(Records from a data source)
....................

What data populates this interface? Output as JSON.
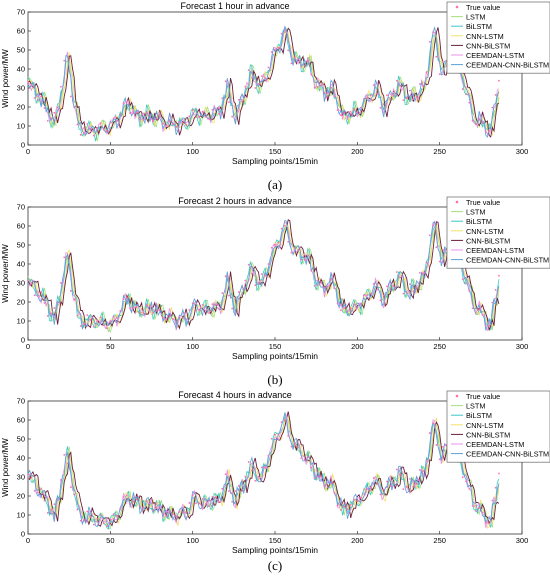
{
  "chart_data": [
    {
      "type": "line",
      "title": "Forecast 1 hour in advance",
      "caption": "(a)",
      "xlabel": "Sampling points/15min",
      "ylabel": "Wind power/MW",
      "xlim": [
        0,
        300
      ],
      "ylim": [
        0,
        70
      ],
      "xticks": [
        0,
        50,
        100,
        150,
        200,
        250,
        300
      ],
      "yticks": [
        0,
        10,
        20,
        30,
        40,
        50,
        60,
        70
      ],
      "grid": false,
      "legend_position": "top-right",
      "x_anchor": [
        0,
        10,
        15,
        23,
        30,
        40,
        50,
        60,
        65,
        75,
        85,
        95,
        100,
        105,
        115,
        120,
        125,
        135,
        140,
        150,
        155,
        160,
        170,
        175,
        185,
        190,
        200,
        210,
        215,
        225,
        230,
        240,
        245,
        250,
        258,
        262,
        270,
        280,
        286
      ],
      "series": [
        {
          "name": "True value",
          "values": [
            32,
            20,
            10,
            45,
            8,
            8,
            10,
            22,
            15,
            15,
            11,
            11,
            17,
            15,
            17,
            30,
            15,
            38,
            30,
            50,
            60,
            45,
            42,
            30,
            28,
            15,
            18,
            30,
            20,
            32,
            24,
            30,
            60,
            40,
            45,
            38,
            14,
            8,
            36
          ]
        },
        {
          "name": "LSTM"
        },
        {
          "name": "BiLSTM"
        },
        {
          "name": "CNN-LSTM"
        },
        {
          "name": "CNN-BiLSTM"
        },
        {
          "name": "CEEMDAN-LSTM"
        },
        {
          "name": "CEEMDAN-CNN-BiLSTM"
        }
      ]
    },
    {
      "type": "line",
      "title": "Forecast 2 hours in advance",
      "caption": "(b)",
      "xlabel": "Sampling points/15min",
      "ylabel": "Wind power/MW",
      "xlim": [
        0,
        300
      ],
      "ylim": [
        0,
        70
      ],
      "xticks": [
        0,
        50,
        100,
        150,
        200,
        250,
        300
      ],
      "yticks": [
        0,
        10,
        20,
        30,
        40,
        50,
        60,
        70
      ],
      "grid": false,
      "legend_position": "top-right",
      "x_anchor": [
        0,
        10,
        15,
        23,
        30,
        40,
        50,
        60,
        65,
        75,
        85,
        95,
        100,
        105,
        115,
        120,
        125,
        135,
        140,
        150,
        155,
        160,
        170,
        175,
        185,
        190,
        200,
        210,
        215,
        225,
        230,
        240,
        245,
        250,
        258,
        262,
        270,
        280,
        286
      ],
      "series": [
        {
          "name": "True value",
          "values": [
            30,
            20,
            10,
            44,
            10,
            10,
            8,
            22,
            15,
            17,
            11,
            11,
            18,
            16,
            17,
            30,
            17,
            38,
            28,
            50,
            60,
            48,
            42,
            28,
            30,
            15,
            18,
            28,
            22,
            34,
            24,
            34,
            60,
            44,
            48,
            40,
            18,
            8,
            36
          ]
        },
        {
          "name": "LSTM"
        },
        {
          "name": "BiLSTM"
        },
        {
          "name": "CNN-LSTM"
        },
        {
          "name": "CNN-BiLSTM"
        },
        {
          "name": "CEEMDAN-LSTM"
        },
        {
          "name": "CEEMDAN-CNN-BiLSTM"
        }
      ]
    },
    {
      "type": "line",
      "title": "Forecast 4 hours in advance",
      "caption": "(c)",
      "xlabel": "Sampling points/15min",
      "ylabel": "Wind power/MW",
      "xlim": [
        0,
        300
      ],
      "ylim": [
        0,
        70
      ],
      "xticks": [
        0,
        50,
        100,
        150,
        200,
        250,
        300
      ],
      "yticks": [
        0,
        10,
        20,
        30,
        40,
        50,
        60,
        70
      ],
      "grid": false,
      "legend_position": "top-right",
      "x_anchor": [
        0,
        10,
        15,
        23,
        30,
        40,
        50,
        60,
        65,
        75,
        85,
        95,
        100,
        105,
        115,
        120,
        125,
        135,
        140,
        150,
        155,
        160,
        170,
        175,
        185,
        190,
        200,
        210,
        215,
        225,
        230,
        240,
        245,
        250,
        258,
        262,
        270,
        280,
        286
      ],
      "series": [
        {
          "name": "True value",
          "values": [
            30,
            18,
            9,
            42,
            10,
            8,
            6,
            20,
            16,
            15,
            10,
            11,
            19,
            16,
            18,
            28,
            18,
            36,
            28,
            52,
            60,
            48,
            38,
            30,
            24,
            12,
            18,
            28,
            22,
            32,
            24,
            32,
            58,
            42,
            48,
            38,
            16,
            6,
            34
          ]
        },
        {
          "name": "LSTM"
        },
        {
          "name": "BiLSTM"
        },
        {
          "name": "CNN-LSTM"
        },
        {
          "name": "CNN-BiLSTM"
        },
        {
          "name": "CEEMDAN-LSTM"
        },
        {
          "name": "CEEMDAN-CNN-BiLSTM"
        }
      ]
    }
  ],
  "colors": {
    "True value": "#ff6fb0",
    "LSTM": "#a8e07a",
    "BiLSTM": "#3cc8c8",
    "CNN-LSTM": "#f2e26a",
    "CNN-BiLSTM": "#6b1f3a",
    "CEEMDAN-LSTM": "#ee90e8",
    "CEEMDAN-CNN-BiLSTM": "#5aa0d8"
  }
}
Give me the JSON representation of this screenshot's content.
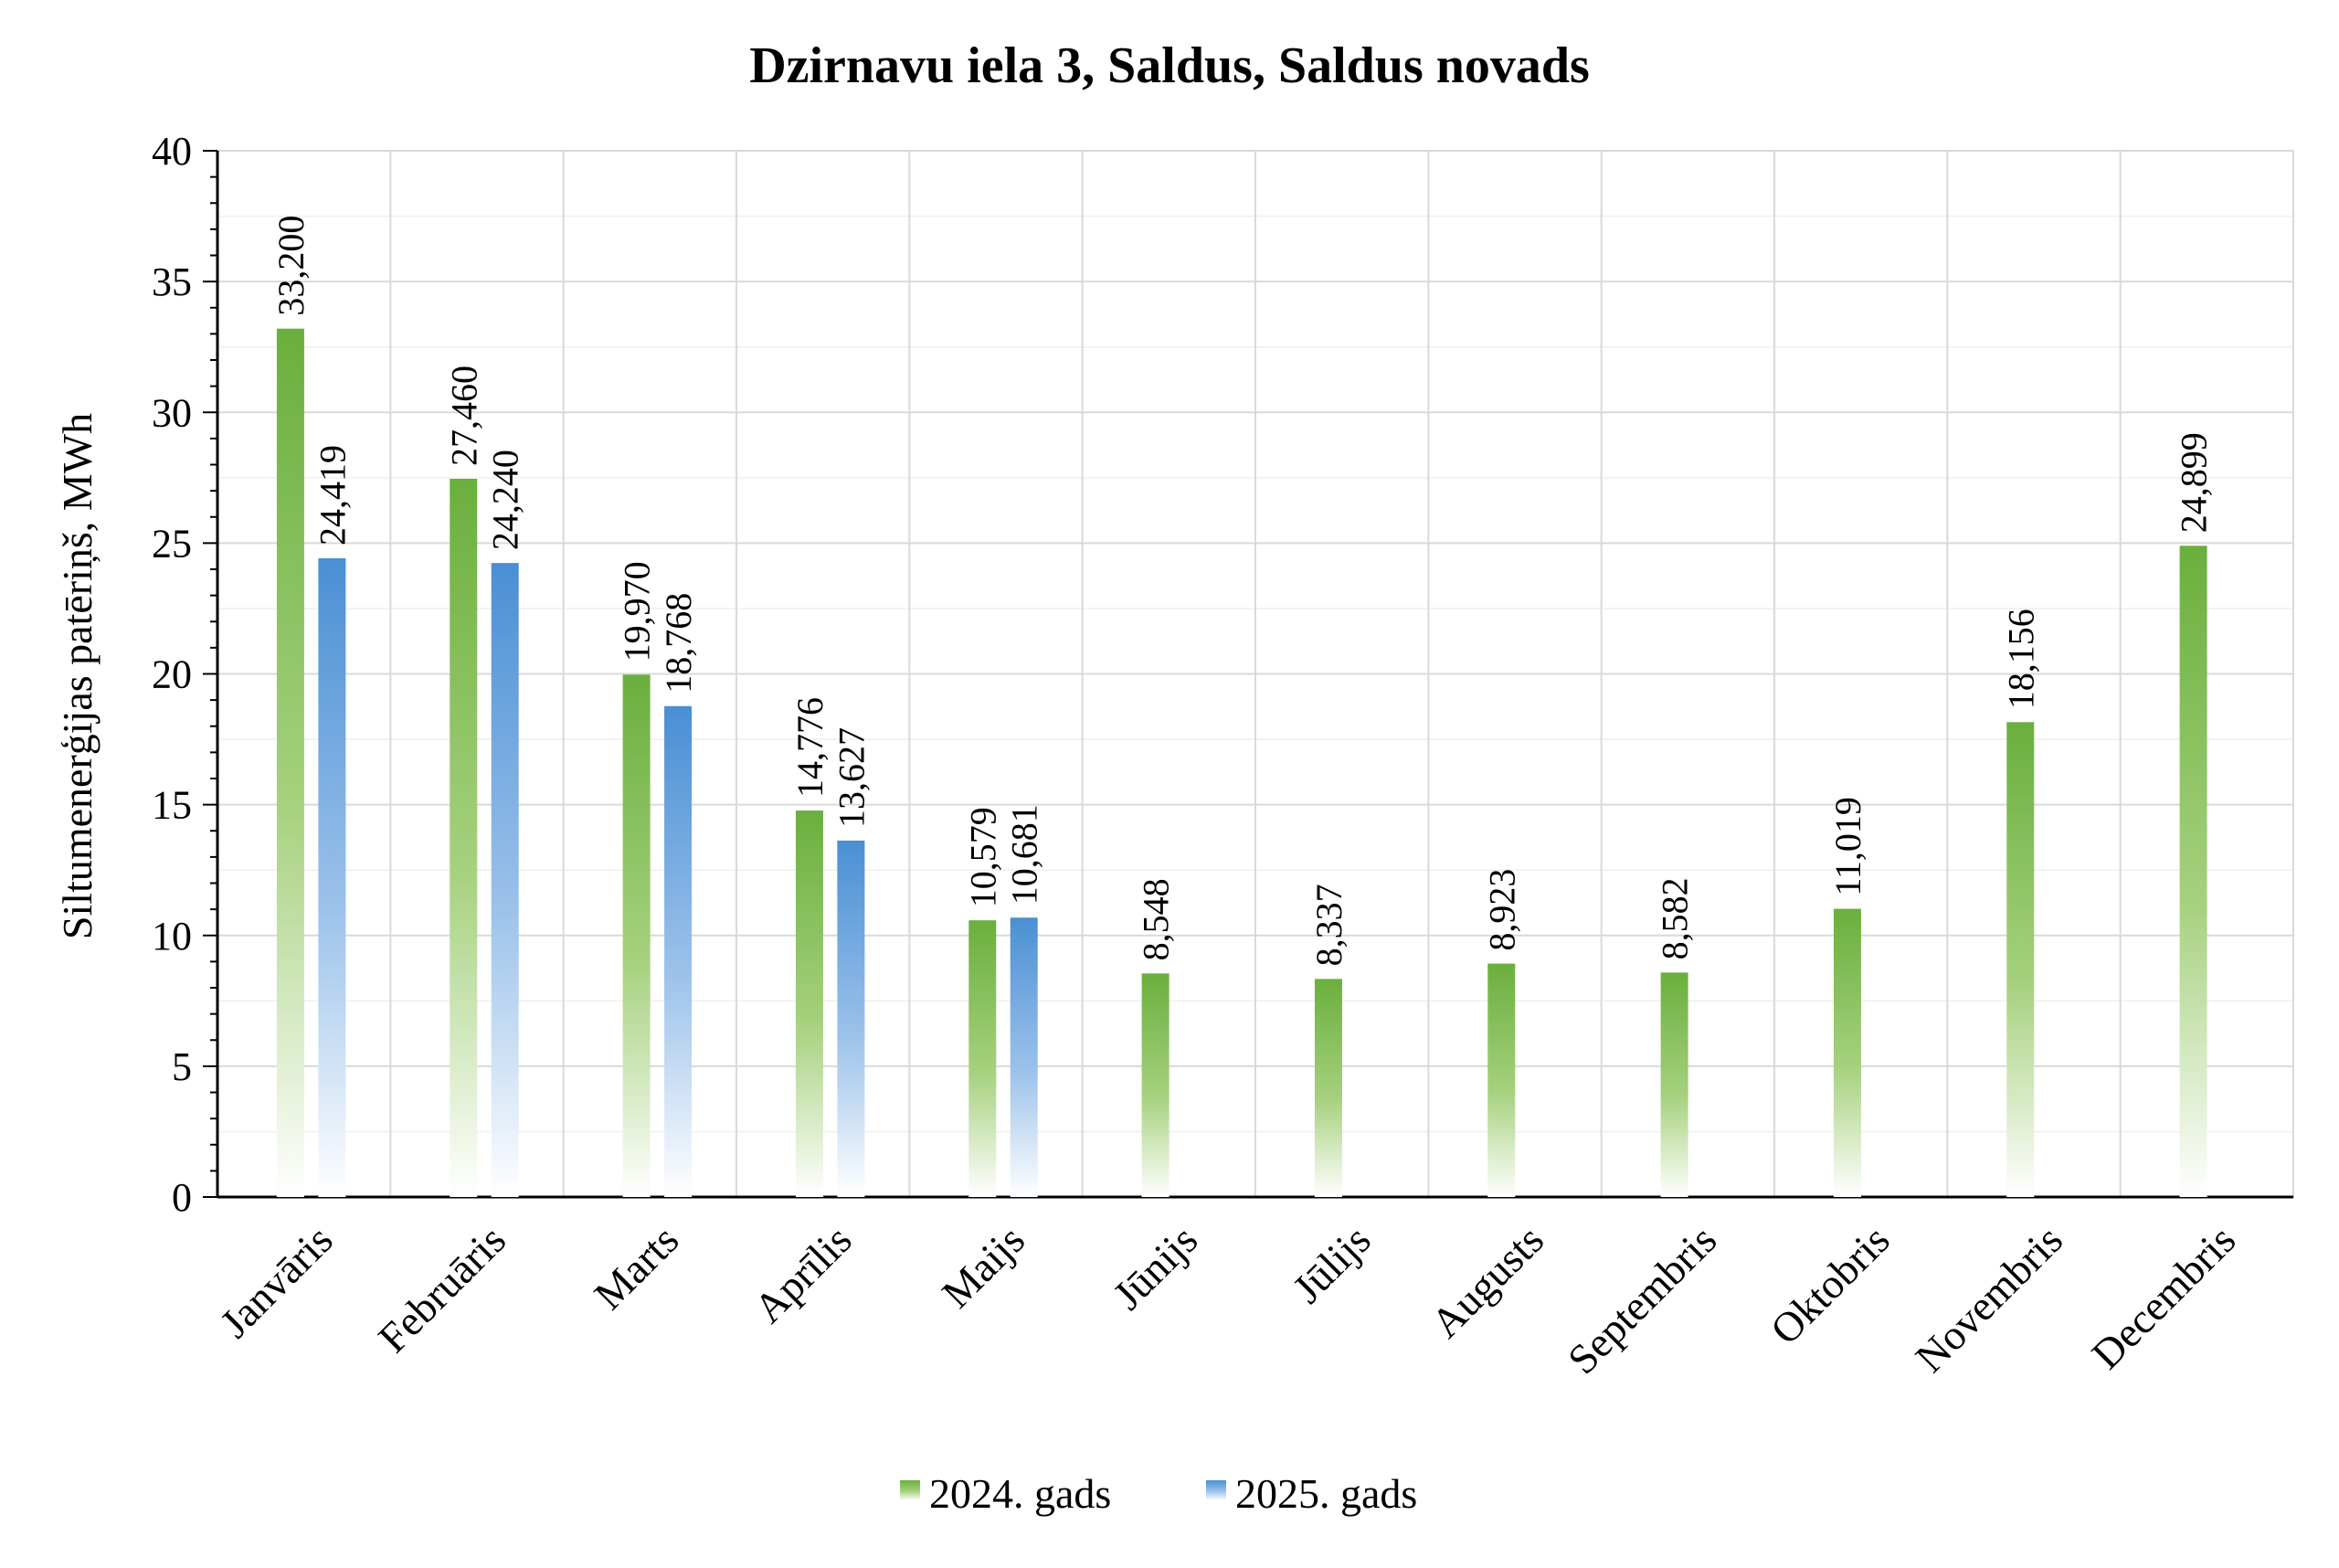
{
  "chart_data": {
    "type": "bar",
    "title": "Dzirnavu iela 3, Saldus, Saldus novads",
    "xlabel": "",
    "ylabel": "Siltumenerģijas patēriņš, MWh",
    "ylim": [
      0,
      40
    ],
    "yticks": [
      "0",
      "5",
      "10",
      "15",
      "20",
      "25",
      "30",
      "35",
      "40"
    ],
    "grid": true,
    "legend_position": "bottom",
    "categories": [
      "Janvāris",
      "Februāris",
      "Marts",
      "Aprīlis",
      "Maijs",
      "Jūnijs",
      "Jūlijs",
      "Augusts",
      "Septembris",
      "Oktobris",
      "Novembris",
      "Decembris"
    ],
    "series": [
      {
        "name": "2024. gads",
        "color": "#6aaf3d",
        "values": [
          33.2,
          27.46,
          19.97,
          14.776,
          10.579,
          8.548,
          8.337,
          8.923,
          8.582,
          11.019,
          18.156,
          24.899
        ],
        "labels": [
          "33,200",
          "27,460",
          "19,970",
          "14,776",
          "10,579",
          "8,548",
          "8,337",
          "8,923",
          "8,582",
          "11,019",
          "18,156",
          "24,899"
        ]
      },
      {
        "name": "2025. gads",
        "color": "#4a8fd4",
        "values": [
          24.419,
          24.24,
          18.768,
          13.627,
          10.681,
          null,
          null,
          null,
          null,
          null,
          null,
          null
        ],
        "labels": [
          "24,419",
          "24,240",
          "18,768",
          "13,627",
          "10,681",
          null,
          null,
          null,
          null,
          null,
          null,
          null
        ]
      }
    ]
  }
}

....................

■ Set exercise
Quote the full listing above word for word; exclude every picture from the copy.

■ Solution below
What data populates this interface? Output as JSON.
{
  "chart_data": [
    {
      "type": "line",
      "title": "Forecast 1 hour in advance",
      "caption": "(a)",
      "xlabel": "Sampling points/15min",
      "ylabel": "Wind power/MW",
      "xlim": [
        0,
        300
      ],
      "ylim": [
        0,
        70
      ],
      "xticks": [
        0,
        50,
        100,
        150,
        200,
        250,
        300
      ],
      "yticks": [
        0,
        10,
        20,
        30,
        40,
        50,
        60,
        70
      ],
      "grid": false,
      "legend_position": "top-right",
      "x_anchor": [
        0,
        10,
        15,
        23,
        30,
        40,
        50,
        60,
        65,
        75,
        85,
        95,
        100,
        105,
        115,
        120,
        125,
        135,
        140,
        150,
        155,
        160,
        170,
        175,
        185,
        190,
        200,
        210,
        215,
        225,
        230,
        240,
        245,
        250,
        258,
        262,
        270,
        280,
        286
      ],
      "series": [
        {
          "name": "True value",
          "values": [
            32,
            20,
            10,
            45,
            8,
            8,
            10,
            22,
            15,
            15,
            11,
            11,
            17,
            15,
            17,
            30,
            15,
            38,
            30,
            50,
            60,
            45,
            42,
            30,
            28,
            15,
            18,
            30,
            20,
            32,
            24,
            30,
            60,
            40,
            45,
            38,
            14,
            8,
            36
          ]
        },
        {
          "name": "LSTM"
        },
        {
          "name": "BiLSTM"
        },
        {
          "name": "CNN-LSTM"
        },
        {
          "name": "CNN-BiLSTM"
        },
        {
          "name": "CEEMDAN-LSTM"
        },
        {
          "name": "CEEMDAN-CNN-BiLSTM"
        }
      ]
    },
    {
      "type": "line",
      "title": "Forecast 2 hours in advance",
      "caption": "(b)",
      "xlabel": "Sampling points/15min",
      "ylabel": "Wind power/MW",
      "xlim": [
        0,
        300
      ],
      "ylim": [
        0,
        70
      ],
      "xticks": [
        0,
        50,
        100,
        150,
        200,
        250,
        300
      ],
      "yticks": [
        0,
        10,
        20,
        30,
        40,
        50,
        60,
        70
      ],
      "grid": false,
      "legend_position": "top-right",
      "x_anchor": [
        0,
        10,
        15,
        23,
        30,
        40,
        50,
        60,
        65,
        75,
        85,
        95,
        100,
        105,
        115,
        120,
        125,
        135,
        140,
        150,
        155,
        160,
        170,
        175,
        185,
        190,
        200,
        210,
        215,
        225,
        230,
        240,
        245,
        250,
        258,
        262,
        270,
        280,
        286
      ],
      "series": [
        {
          "name": "True value",
          "values": [
            30,
            20,
            10,
            44,
            10,
            10,
            8,
            22,
            15,
            17,
            11,
            11,
            18,
            16,
            17,
            30,
            17,
            38,
            28,
            50,
            60,
            48,
            42,
            28,
            30,
            15,
            18,
            28,
            22,
            34,
            24,
            34,
            60,
            44,
            48,
            40,
            18,
            8,
            36
          ]
        },
        {
          "name": "LSTM"
        },
        {
          "name": "BiLSTM"
        },
        {
          "name": "CNN-LSTM"
        },
        {
          "name": "CNN-BiLSTM"
        },
        {
          "name": "CEEMDAN-LSTM"
        },
        {
          "name": "CEEMDAN-CNN-BiLSTM"
        }
      ]
    },
    {
      "type": "line",
      "title": "Forecast 4 hours in advance",
      "caption": "(c)",
      "xlabel": "Sampling points/15min",
      "ylabel": "Wind power/MW",
      "xlim": [
        0,
        300
      ],
      "ylim": [
        0,
        70
      ],
      "xticks": [
        0,
        50,
        100,
        150,
        200,
        250,
        300
      ],
      "yticks": [
        0,
        10,
        20,
        30,
        40,
        50,
        60,
        70
      ],
      "grid": false,
      "legend_position": "top-right",
      "x_anchor": [
        0,
        10,
        15,
        23,
        30,
        40,
        50,
        60,
        65,
        75,
        85,
        95,
        100,
        105,
        115,
        120,
        125,
        135,
        140,
        150,
        155,
        160,
        170,
        175,
        185,
        190,
        200,
        210,
        215,
        225,
        230,
        240,
        245,
        250,
        258,
        262,
        270,
        280,
        286
      ],
      "series": [
        {
          "name": "True value",
          "values": [
            30,
            18,
            9,
            42,
            10,
            8,
            6,
            20,
            16,
            15,
            10,
            11,
            19,
            16,
            18,
            28,
            18,
            36,
            28,
            52,
            60,
            48,
            38,
            30,
            24,
            12,
            18,
            28,
            22,
            32,
            24,
            32,
            58,
            42,
            48,
            38,
            16,
            6,
            34
          ]
        },
        {
          "name": "LSTM"
        },
        {
          "name": "BiLSTM"
        },
        {
          "name": "CNN-LSTM"
        },
        {
          "name": "CNN-BiLSTM"
        },
        {
          "name": "CEEMDAN-LSTM"
        },
        {
          "name": "CEEMDAN-CNN-BiLSTM"
        }
      ]
    }
  ],
  "colors": {
    "True value": "#ff6fb0",
    "LSTM": "#a8e07a",
    "BiLSTM": "#3cc8c8",
    "CNN-LSTM": "#f2e26a",
    "CNN-BiLSTM": "#6b1f3a",
    "CEEMDAN-LSTM": "#ee90e8",
    "CEEMDAN-CNN-BiLSTM": "#5aa0d8"
  }
}
Give me the JSON representation of this screenshot's content.
{
  "chart_data": {
    "type": "bar",
    "title": "Dzirnavu iela 3, Saldus, Saldus novads",
    "xlabel": "",
    "ylabel": "Siltumenerģijas patēriņš, MWh",
    "ylim": [
      0,
      40
    ],
    "yticks": [
      "0",
      "5",
      "10",
      "15",
      "20",
      "25",
      "30",
      "35",
      "40"
    ],
    "grid": true,
    "legend_position": "bottom",
    "categories": [
      "Janvāris",
      "Februāris",
      "Marts",
      "Aprīlis",
      "Maijs",
      "Jūnijs",
      "Jūlijs",
      "Augusts",
      "Septembris",
      "Oktobris",
      "Novembris",
      "Decembris"
    ],
    "series": [
      {
        "name": "2024. gads",
        "color": "#6aaf3d",
        "values": [
          33.2,
          27.46,
          19.97,
          14.776,
          10.579,
          8.548,
          8.337,
          8.923,
          8.582,
          11.019,
          18.156,
          24.899
        ],
        "labels": [
          "33,200",
          "27,460",
          "19,970",
          "14,776",
          "10,579",
          "8,548",
          "8,337",
          "8,923",
          "8,582",
          "11,019",
          "18,156",
          "24,899"
        ]
      },
      {
        "name": "2025. gads",
        "color": "#4a8fd4",
        "values": [
          24.419,
          24.24,
          18.768,
          13.627,
          10.681,
          null,
          null,
          null,
          null,
          null,
          null,
          null
        ],
        "labels": [
          "24,419",
          "24,240",
          "18,768",
          "13,627",
          "10,681",
          null,
          null,
          null,
          null,
          null,
          null,
          null
        ]
      }
    ]
  }
}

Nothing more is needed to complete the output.